***** DATASET ENTRIES

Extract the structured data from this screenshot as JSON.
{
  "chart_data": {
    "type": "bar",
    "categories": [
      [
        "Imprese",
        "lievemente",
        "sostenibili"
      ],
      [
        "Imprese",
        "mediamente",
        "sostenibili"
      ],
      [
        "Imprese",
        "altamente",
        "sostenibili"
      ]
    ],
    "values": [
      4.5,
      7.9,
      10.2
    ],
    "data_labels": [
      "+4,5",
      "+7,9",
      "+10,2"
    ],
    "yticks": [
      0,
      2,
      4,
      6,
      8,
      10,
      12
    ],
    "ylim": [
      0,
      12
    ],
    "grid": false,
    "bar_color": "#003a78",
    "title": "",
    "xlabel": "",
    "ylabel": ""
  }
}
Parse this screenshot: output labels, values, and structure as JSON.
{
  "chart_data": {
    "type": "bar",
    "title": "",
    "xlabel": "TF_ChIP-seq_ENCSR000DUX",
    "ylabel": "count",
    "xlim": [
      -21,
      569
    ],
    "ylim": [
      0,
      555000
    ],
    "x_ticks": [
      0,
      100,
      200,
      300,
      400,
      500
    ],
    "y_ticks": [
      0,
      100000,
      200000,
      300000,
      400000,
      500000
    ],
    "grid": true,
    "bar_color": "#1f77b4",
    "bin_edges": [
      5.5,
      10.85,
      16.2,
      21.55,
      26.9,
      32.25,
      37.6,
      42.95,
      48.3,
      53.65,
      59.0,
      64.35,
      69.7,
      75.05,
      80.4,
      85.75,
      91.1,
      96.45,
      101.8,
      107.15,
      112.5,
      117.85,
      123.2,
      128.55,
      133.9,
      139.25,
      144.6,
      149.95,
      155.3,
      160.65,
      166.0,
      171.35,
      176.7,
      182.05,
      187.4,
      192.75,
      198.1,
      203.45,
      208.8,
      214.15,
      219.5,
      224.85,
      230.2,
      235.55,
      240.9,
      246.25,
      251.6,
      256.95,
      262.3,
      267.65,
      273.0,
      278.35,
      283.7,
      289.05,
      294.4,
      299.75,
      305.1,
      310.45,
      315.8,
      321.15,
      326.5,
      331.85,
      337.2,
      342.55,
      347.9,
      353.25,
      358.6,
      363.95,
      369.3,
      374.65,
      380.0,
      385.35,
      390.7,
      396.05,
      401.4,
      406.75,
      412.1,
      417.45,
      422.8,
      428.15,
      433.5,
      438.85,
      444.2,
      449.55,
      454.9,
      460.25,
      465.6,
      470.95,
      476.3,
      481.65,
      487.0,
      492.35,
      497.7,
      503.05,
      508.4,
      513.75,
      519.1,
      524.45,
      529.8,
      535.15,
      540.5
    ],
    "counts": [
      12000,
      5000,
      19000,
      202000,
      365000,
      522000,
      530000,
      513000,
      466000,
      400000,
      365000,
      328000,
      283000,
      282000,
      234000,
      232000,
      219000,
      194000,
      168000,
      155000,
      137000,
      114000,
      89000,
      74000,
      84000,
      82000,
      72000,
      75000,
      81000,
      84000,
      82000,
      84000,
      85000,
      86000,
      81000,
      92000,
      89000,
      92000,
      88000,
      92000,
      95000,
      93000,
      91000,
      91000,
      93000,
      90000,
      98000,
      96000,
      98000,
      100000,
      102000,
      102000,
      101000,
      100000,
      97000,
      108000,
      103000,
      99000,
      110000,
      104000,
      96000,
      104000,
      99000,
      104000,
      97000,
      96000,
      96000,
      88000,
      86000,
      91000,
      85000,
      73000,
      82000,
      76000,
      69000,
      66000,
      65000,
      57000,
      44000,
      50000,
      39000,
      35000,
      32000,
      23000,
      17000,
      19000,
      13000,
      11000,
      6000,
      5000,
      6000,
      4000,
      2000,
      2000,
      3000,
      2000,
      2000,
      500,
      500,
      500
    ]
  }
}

**********

### INSTRUCTION
Using the listing above, work out how many of its lines include "xlabel", and give only the result.

### CORRECT RESPONSE
2